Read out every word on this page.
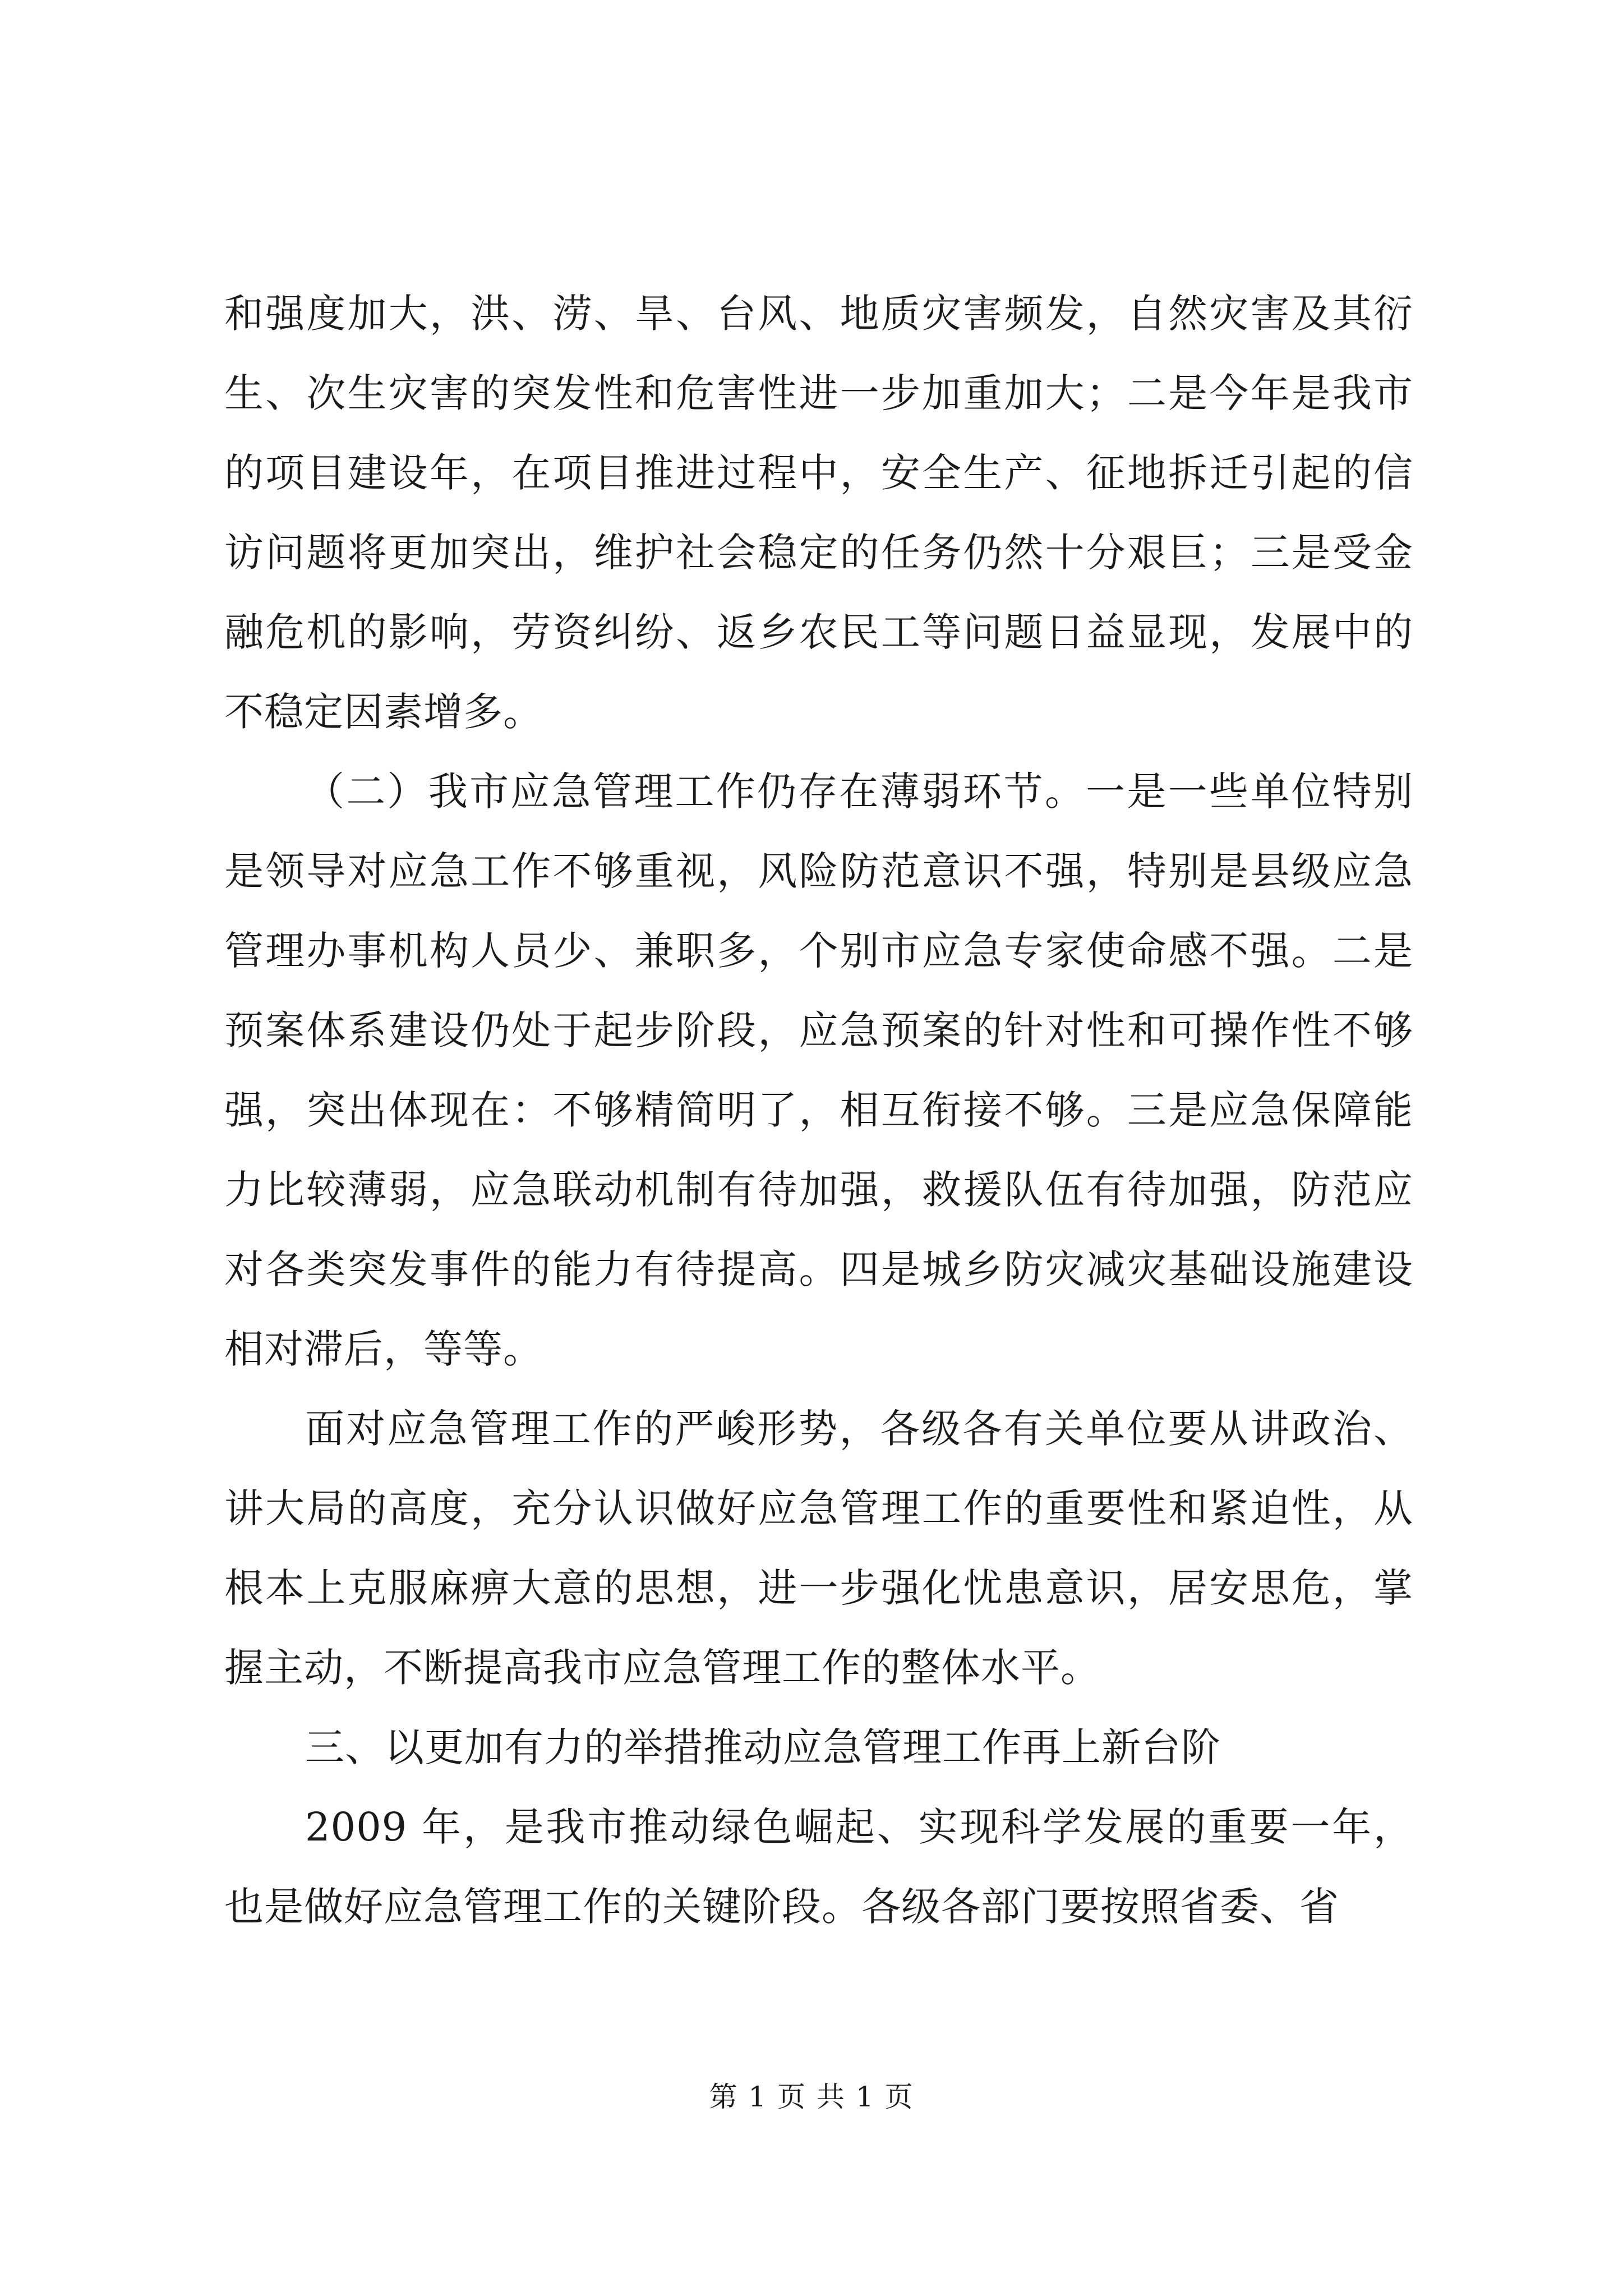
和强度加大，洪、涝、旱、台风、地质灾害频发，自然灾害及其衍生、次生灾害的突发性和危害性进一步加重加大；二是今年是我市的项目建设年，在项目推进过程中，安全生产、征地拆迁引起的信访问题将更加突出，维护社会稳定的任务仍然十分艰巨；三是受金融危机的影响，劳资纠纷、返乡农民工等问题日益显现，发展中的不稳定因素增多。

（二）我市应急管理工作仍存在薄弱环节。一是一些单位特别是领导对应急工作不够重视，风险防范意识不强，特别是县级应急管理办事机构人员少、兼职多，个别市应急专家使命感不强。二是预案体系建设仍处于起步阶段，应急预案的针对性和可操作性不够强，突出体现在：不够精简明了，相互衔接不够。三是应急保障能力比较薄弱，应急联动机制有待加强，救援队伍有待加强，防范应对各类突发事件的能力有待提高。四是城乡防灾减灾基础设施建设相对滞后，等等。

面对应急管理工作的严峻形势，各级各有关单位要从讲政治、讲大局的高度，充分认识做好应急管理工作的重要性和紧迫性，从根本上克服麻痹大意的思想，进一步强化忧患意识，居安思危，掌握主动，不断提高我市应急管理工作的整体水平。

三、以更加有力的举措推动应急管理工作再上新台阶

2009 年，是我市推动绿色崛起、实现科学发展的重要一年，也是做好应急管理工作的关键阶段。各级各部门要按照省委、省

第 1 页 共 1 页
══════════════════════════════
### Direction
Pictures don't belong in the copy. Restate all the entries exactly.

### Answer to this problem
Read out every word on this page.
和强度加大，洪、涝、旱、台风、地质灾害频发，自然灾害及其衍生、次生灾害的突发性和危害性进一步加重加大；二是今年是我市的项目建设年，在项目推进过程中，安全生产、征地拆迁引起的信访问题将更加突出，维护社会稳定的任务仍然十分艰巨；三是受金融危机的影响，劳资纠纷、返乡农民工等问题日益显现，发展中的不稳定因素增多。

（二）我市应急管理工作仍存在薄弱环节。一是一些单位特别是领导对应急工作不够重视，风险防范意识不强，特别是县级应急管理办事机构人员少、兼职多，个别市应急专家使命感不强。二是预案体系建设仍处于起步阶段，应急预案的针对性和可操作性不够强，突出体现在：不够精简明了，相互衔接不够。三是应急保障能力比较薄弱，应急联动机制有待加强，救援队伍有待加强，防范应对各类突发事件的能力有待提高。四是城乡防灾减灾基础设施建设相对滞后，等等。

面对应急管理工作的严峻形势，各级各有关单位要从讲政治、讲大局的高度，充分认识做好应急管理工作的重要性和紧迫性，从根本上克服麻痹大意的思想，进一步强化忧患意识，居安思危，掌握主动，不断提高我市应急管理工作的整体水平。

三、以更加有力的举措推动应急管理工作再上新台阶

2009 年，是我市推动绿色崛起、实现科学发展的重要一年，也是做好应急管理工作的关键阶段。各级各部门要按照省委、省

第 1 页 共 1 页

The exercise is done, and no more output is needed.